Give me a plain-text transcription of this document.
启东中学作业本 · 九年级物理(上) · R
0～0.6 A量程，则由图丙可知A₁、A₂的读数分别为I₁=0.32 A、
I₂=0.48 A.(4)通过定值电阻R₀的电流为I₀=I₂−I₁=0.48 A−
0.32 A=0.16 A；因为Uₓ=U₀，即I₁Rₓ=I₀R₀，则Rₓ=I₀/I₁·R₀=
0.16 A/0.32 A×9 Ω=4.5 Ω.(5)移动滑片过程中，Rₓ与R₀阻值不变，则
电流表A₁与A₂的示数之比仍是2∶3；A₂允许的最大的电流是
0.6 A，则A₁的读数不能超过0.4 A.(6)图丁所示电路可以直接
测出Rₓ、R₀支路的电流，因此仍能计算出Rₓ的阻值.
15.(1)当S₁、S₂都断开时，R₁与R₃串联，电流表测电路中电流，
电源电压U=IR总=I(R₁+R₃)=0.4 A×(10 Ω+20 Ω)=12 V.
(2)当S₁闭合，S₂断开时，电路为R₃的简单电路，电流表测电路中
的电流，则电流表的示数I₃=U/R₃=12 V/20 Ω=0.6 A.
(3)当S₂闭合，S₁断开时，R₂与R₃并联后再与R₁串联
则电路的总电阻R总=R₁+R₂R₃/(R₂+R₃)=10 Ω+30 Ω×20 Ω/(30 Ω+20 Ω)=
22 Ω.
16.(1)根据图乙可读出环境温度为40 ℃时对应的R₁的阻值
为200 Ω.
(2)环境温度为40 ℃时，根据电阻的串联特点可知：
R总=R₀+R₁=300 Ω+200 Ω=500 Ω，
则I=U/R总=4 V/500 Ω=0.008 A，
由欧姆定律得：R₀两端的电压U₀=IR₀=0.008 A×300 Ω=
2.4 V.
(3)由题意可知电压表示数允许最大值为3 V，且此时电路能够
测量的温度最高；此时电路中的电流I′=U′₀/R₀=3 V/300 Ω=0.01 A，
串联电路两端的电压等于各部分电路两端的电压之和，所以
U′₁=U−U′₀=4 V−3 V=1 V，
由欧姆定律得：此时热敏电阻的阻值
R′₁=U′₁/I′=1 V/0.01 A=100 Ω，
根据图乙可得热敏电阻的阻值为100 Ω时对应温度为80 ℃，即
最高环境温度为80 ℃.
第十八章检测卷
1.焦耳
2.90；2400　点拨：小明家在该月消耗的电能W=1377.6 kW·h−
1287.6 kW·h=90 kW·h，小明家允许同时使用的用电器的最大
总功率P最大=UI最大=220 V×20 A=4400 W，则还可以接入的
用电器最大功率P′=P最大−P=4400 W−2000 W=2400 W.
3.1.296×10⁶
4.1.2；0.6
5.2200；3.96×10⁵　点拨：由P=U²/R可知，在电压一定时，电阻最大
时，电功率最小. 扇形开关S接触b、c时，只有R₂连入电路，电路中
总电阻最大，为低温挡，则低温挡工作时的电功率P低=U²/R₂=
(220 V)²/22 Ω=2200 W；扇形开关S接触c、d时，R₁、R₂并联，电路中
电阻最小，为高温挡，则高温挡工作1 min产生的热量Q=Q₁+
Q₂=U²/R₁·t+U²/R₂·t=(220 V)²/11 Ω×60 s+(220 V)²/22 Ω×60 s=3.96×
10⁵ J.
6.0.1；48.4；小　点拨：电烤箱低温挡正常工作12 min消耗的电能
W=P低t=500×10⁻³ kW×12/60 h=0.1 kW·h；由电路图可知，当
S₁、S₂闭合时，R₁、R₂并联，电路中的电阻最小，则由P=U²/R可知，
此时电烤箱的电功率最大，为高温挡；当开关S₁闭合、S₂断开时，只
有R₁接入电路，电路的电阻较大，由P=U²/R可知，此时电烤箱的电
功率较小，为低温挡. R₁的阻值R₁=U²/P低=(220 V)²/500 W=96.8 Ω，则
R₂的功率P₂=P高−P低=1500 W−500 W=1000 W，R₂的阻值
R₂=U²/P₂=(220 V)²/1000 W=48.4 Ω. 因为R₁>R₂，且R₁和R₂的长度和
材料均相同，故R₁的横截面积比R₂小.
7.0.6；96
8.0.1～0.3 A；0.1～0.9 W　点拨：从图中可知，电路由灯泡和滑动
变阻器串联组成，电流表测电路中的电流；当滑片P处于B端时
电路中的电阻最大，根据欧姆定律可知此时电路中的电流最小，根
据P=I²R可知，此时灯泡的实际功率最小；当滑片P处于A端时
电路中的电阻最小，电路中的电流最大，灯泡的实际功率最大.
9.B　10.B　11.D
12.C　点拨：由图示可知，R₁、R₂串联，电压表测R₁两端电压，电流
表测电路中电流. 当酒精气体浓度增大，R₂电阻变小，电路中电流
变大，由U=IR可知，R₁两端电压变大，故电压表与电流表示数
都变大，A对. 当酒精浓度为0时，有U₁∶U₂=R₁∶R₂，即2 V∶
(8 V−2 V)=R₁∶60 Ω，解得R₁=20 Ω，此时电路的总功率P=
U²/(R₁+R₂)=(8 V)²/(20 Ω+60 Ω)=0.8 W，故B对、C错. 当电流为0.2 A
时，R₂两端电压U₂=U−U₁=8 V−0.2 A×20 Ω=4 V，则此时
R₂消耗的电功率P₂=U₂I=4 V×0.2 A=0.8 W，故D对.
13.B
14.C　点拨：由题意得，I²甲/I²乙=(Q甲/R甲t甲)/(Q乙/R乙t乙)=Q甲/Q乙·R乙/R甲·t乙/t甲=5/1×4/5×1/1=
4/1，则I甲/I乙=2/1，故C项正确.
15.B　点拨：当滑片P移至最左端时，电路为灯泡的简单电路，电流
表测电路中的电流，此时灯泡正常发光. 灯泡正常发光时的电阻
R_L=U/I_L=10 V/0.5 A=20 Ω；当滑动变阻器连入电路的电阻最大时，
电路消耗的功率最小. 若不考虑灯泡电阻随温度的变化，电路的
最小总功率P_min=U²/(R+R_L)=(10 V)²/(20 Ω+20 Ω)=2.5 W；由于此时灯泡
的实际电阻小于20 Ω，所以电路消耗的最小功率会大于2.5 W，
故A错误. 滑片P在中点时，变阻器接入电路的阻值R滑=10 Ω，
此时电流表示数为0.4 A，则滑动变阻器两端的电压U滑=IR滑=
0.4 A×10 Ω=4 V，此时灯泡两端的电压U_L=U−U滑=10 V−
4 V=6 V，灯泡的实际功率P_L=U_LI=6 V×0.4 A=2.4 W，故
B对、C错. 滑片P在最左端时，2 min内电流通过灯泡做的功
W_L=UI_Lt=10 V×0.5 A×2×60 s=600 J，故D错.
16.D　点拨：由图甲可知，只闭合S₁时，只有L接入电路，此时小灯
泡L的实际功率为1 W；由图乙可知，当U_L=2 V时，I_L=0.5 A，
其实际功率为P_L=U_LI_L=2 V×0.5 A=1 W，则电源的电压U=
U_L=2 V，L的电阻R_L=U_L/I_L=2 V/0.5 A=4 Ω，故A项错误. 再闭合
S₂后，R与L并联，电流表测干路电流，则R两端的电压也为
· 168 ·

# Work instructions
Of the lines in this listing, how many contain "R₂并联"? Reply with the number and nothing more.

# Response to this task
2